- **What to produce**
Every line must be returned precisely as it is written.
:: Dataset rows
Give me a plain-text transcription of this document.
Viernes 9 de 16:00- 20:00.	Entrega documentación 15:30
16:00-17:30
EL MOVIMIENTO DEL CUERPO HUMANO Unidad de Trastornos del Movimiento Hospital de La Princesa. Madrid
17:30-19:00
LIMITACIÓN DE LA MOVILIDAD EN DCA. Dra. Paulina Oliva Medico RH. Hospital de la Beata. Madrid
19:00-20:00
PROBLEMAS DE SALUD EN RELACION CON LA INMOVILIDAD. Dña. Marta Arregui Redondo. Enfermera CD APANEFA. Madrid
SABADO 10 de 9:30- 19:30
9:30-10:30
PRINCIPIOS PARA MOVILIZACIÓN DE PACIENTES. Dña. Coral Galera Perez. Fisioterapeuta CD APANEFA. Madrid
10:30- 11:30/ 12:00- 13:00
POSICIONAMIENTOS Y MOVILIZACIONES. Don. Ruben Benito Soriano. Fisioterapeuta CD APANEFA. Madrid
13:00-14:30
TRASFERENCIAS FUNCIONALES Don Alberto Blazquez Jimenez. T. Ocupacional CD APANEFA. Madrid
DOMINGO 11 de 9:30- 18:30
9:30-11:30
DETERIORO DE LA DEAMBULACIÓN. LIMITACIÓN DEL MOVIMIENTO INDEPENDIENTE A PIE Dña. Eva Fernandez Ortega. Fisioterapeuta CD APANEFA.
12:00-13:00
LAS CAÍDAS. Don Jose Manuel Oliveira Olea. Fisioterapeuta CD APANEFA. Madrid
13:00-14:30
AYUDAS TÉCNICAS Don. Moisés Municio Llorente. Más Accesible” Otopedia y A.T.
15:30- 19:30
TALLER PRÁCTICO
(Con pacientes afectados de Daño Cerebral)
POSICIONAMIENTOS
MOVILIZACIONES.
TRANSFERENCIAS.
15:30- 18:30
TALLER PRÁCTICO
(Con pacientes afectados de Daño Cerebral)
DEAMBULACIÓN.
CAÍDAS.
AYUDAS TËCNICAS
::::
- **Full response**
Give me a plain-text transcription of this document.
Viernes 9 de 16:00- 20:00.	Entrega documentación 15:30
16:00-17:30
EL MOVIMIENTO DEL CUERPO HUMANO Unidad de Trastornos del Movimiento Hospital de La Princesa. Madrid
17:30-19:00
LIMITACIÓN DE LA MOVILIDAD EN DCA. Dra. Paulina Oliva Medico RH. Hospital de la Beata. Madrid
19:00-20:00
PROBLEMAS DE SALUD EN RELACION CON LA INMOVILIDAD. Dña. Marta Arregui Redondo. Enfermera CD APANEFA. Madrid
SABADO 10 de 9:30- 19:30
9:30-10:30
PRINCIPIOS PARA MOVILIZACIÓN DE PACIENTES. Dña. Coral Galera Perez. Fisioterapeuta CD APANEFA. Madrid
10:30- 11:30/ 12:00- 13:00
POSICIONAMIENTOS Y MOVILIZACIONES. Don. Ruben Benito Soriano. Fisioterapeuta CD APANEFA. Madrid
13:00-14:30
TRASFERENCIAS FUNCIONALES Don Alberto Blazquez Jimenez. T. Ocupacional CD APANEFA. Madrid
DOMINGO 11 de 9:30- 18:30
9:30-11:30
DETERIORO DE LA DEAMBULACIÓN. LIMITACIÓN DEL MOVIMIENTO INDEPENDIENTE A PIE Dña. Eva Fernandez Ortega. Fisioterapeuta CD APANEFA.
12:00-13:00
LAS CAÍDAS. Don Jose Manuel Oliveira Olea. Fisioterapeuta CD APANEFA. Madrid
13:00-14:30
AYUDAS TÉCNICAS Don. Moisés Municio Llorente. Más Accesible” Otopedia y A.T.
15:30- 19:30
TALLER PRÁCTICO
(Con pacientes afectados de Daño Cerebral)
POSICIONAMIENTOS
MOVILIZACIONES.
TRANSFERENCIAS.
15:30- 18:30
TALLER PRÁCTICO
(Con pacientes afectados de Daño Cerebral)
DEAMBULACIÓN.
CAÍDAS.
AYUDAS TËCNICAS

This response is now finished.